═════ RECORDS FOR PROCESSING

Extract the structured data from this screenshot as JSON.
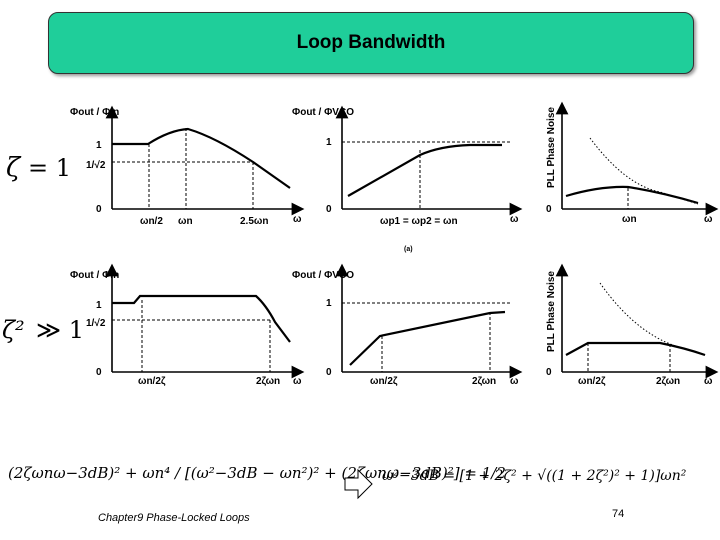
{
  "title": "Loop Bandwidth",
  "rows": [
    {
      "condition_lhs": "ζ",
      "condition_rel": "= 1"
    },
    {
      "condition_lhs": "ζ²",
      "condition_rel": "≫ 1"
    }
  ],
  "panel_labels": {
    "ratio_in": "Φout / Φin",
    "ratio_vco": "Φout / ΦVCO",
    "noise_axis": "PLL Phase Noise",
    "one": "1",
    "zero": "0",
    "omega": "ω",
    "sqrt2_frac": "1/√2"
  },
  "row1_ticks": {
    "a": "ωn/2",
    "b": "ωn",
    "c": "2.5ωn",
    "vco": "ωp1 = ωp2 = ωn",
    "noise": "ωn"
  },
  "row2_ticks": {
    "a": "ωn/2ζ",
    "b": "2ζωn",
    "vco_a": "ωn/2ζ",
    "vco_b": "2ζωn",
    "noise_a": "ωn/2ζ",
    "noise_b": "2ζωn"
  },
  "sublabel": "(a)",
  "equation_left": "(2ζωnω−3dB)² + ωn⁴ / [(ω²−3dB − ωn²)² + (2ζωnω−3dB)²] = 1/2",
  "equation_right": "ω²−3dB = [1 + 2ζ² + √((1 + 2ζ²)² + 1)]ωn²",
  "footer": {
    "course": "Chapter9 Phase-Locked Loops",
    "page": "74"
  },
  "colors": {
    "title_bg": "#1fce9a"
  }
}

══════════
═════ RECORDS FOR PROCESSING

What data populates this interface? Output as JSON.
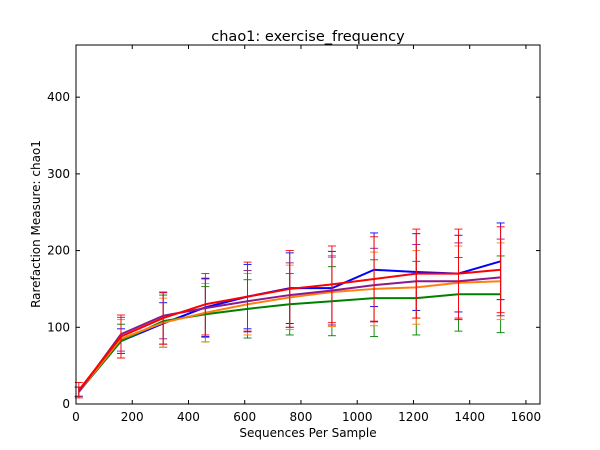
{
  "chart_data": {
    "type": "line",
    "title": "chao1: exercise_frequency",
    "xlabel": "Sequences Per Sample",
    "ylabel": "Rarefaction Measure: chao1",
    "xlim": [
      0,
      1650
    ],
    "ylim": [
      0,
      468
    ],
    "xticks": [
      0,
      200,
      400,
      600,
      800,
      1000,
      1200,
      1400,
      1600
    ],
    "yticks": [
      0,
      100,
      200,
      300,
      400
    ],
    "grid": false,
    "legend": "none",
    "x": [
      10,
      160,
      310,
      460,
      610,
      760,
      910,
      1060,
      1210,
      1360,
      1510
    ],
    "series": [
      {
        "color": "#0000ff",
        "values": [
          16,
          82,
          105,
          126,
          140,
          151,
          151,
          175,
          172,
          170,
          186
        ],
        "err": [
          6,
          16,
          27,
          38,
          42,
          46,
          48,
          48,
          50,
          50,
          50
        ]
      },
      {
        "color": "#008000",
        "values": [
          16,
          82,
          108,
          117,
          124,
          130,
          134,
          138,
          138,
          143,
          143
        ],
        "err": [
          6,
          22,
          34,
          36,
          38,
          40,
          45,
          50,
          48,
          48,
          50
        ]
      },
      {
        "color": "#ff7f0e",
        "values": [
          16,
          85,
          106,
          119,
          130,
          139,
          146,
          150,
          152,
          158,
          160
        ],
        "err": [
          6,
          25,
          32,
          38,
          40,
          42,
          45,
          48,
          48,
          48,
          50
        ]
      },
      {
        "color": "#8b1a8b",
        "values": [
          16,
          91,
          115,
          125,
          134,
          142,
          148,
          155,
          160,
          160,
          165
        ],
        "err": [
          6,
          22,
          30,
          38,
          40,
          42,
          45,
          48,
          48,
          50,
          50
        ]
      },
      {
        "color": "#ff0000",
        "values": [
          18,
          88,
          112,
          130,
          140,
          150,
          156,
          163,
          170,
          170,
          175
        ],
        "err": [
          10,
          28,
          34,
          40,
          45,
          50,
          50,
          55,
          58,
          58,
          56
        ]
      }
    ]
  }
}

══════════

> _TASK DETAILS_: Using the listing, copy every line where the word "JSON" shows up.

> _THE SOLUTION_:
Extract the structured data from this screenshot as JSON.
What data populates this interface? Output as JSON.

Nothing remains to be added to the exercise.